#### Source excerpt ####
Analysts have remained focused on the geographical and ethnic issues in the Philippine Jihad struggle on the southern most Philippine island of Mindanao, which is 63% Christian, but where Islamic supremacists seek to have a segregated, separate territory. In fact, to try to achieve peace by accommodating segregationist goals of such separatists, the Philippine government created an Autonomous Region in Muslim Mindanao (ARMM) which has its own separate government (that the other Philippine citizens have to support 98% of its economy). The latest violence is the result of a Philippine Supreme Court decision that defies the Islamic ARMM territory from having the 'right' to assimilate new cities and provinces to expand its separatist territory. The Philippine's Moro Islamic Liberation Front (MILF) Jihad attacks have been defended by terrorist leader Abdurahman Macapaar who threatens total war on the Philippine citizens and states that 'in the eyes of Allah we are not terrorists,' calling for 'Islamic justice in Mindanao.' The horror of the Jihadist atrocities in the Philippines is lost on the U.S. Ambassador to Philippines Kristie Kenney who urges the Philippine government to negotiate with this same MILF organization, and dismisses the latest attacks as merely 'a few bad days.'

The 'regional conflict' perspective is so embedded among many policy analysts that there is no linkage between the Islamic supremacist ideology inspiring the Philippines Jihad resulting in 120,000 dead, the ongoing terror attacks (Jihad and Communist) in India with an estimated 60,000+ dead (TOI report, BJP report), the ongoing Jihad attacks in Thailand since 2004 with 2,700 dead, the thousands dead from Jihad in Afghanistan and Pakistan, and the steady stream of Jihadist terror plots and Islamic supremacist abuses in the United Kingdom and Europe. The standard argument remains that a solution to this global threat must analyze the needs of the local communities in each area to find ways to discourage 'extremism.' Moreover, since the victims are not in Iraq, they get minimal to no American mainstream media news coverage, except for wire news reports. Jihadist terror that has resulted in hundreds of thousands dead in other regions of the world is just not 'news' to many American media outlets.
 
Why American Government Leadership Doesn't Confront Jihad's Supremacist Ideology
 
On July 13, 2008, the Washington Post published a column by former CIA member Glenn Carle who stated '[w]e do not face a global jihadist 'movement' but a series of disparate ethnic and religious conflicts involving Muslim populations, each of which remains fundamentally regional in nature and almost all of which long predate the existence of al-Qaeda.' This denial of anything 'global' about Jihad and Islamic supremacism is the mantra of the mainstream media, intelligence agencies, government leaders, and too many in the counterterrorism community.
 
The idea that the Islamic supremacist ideology that is at the root of the women murdered by the Taliban in Pakistan on August 20, 2008 (crushing one of their faces) - is the same Islamic supremacist ideology that drove MILF Jihadists to dismember innocent Philippine citizens on August 18, 2008 - does not make sense to a policy world that view threats by regions, not by ideologies. Moreover, both U.S. Ambassador to Pakistan Anne Patterson and U.S. Ambassador to Philippines Kristie Kenney have given credibility to proponents of this supremacist ideology in these countries. Ambassador Patterson has met with pro-Taliban, pro-Sharia leaders such as JUI-F's Maulana Fazlur Rehman to promote 'free and fair elections.' Ambassador Kenney has called for negotiations with MILF a day after MILF's jihadists were burning down buildings and dismembering Philippine citizens. This is who is representing America in the eyes of Islamic supremacists in these nations, which is another reason for the increasingly brazen acts by Jihadists in both countries.
#### Record excerpts ####
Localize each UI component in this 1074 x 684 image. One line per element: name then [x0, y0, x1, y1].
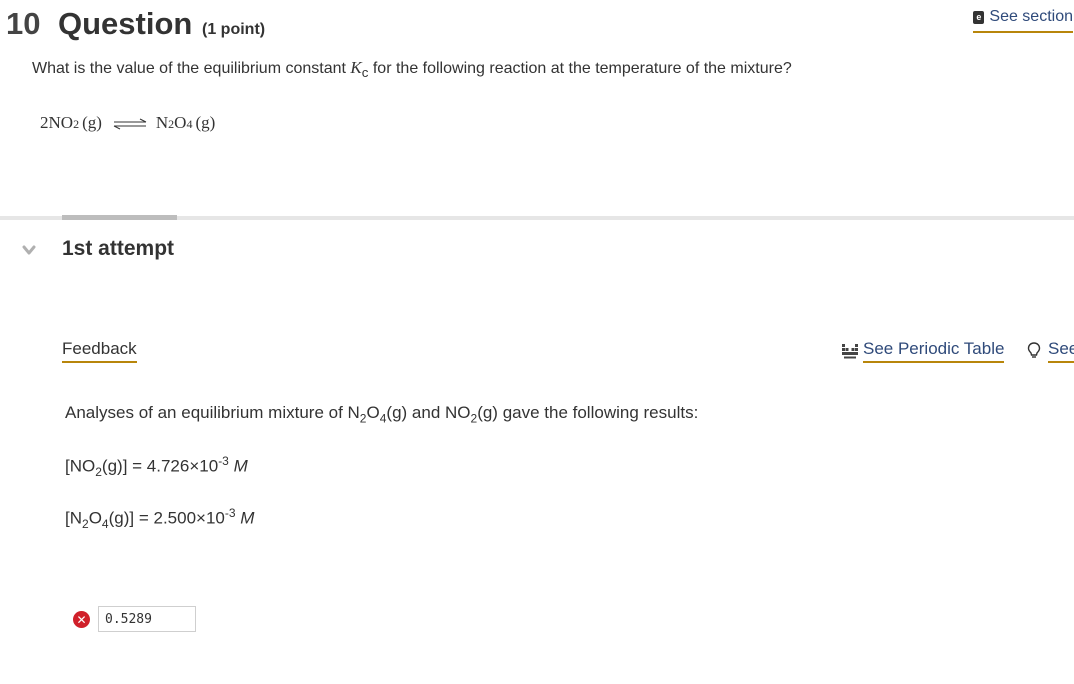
question-points: (1 point)	[202, 21, 266, 38]
see-section-label: See section	[989, 8, 1073, 25]
hint-label: See Hint	[1048, 339, 1074, 363]
see-section-link[interactable]: e See section	[973, 8, 1073, 33]
reaction-equation: 2NO 2 (g) N 2 O 4 (g)	[40, 113, 216, 132]
k-symbol: K	[350, 58, 362, 77]
analysis-text: Analyses of an equilibrium mixture of N2…	[65, 403, 699, 426]
periodic-table-icon	[842, 344, 858, 359]
question-label: Question	[58, 6, 193, 41]
see-periodic-table-link[interactable]: See Periodic Table	[842, 339, 1005, 363]
see-hint-link[interactable]: See Hint	[1027, 339, 1074, 363]
answer-field[interactable]: 0.5289	[98, 606, 196, 632]
n2o4-concentration: [N2O4(g)] = 2.500×10-3 M	[65, 506, 255, 532]
periodic-table-label: See Periodic Table	[863, 339, 1005, 363]
chevron-down-icon[interactable]	[22, 243, 36, 257]
attempt-tab-indicator	[62, 215, 177, 220]
ebook-icon: e	[973, 10, 985, 24]
lightbulb-icon	[1027, 342, 1041, 358]
incorrect-x-icon: ✕	[73, 611, 90, 628]
question-number: 10	[6, 6, 41, 41]
no2-concentration: [NO2(g)] = 4.726×10-3 M	[65, 454, 248, 480]
question-page: 10 Question (1 point) e See section What…	[0, 0, 1074, 684]
equilibrium-arrow-icon	[113, 118, 147, 130]
attempt-title: 1st attempt	[62, 237, 175, 260]
feedback-link[interactable]: Feedback	[62, 339, 137, 363]
question-prompt: What is the value of the equilibrium con…	[32, 58, 792, 81]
####
### What this exercise asks
**1.** Answer these questions using the source excerpt:
(a) What share of Mindanao's population is Christian?
(b) How many people have died in the Jihad attacks in Thailand since 2004?
(c) On what date did the Washington Post publish Glenn Carle's column?
**2.** From the records, output as a JSON list of strings the lines starting at the one containing "21, 266, 38]" and ending at the one containing "no2-concentration: [NO2(g)] = 4.726×10-3", with one string per line.

### Responses in order
**1.**
(a) 63%
(b) 2,700
(c) July 13, 2008

**2.**
[
  "question-points: (1 point)\t[202, 21, 266, 38]",
  "see-section-label: See section\t[989, 8, 1073, 25]",
  "hint-label: See Hint\t[1048, 339, 1074, 363]",
  "see-section-link[interactable]: e See section\t[973, 8, 1073, 33]",
  "reaction-equation: 2NO 2 (g) N 2 O 4 (g)\t[40, 113, 216, 132]",
  "k-symbol: K\t[350, 58, 362, 77]",
  "analysis-text: Analyses of an equilibrium mixture of N2…\t[65, 403, 699, 426]",
  "periodic-table-icon\t[842, 344, 858, 359]",
  "question-label: Question\t[58, 6, 193, 41]",
  "see-periodic-table-link[interactable]: See Periodic Table\t[842, 339, 1005, 363]",
  "see-hint-link[interactable]: See Hint\t[1027, 339, 1074, 363]",
  "answer-field[interactable]: 0.5289\t[98, 606, 196, 632]",
  "n2o4-concentration: [N2O4(g)] = 2.500×10-3 M\t[65, 506, 255, 532]",
  "periodic-table-label: See Periodic Table\t[863, 339, 1005, 363]",
  "chevron-down-icon[interactable]\t[22, 243, 36, 257]",
  "attempt-tab-indicator\t[62, 215, 177, 220]",
  "ebook-icon: e\t[973, 10, 985, 24]",
  "lightbulb-icon\t[1027, 342, 1041, 358]",
  "incorrect-x-icon: ✕\t[73, 611, 90, 628]",
  "question-number: 10\t[6, 6, 41, 41]",
  "no2-concentration: [NO2(g)] = 4.726×10-3 M\t[65, 454, 248, 480]"
]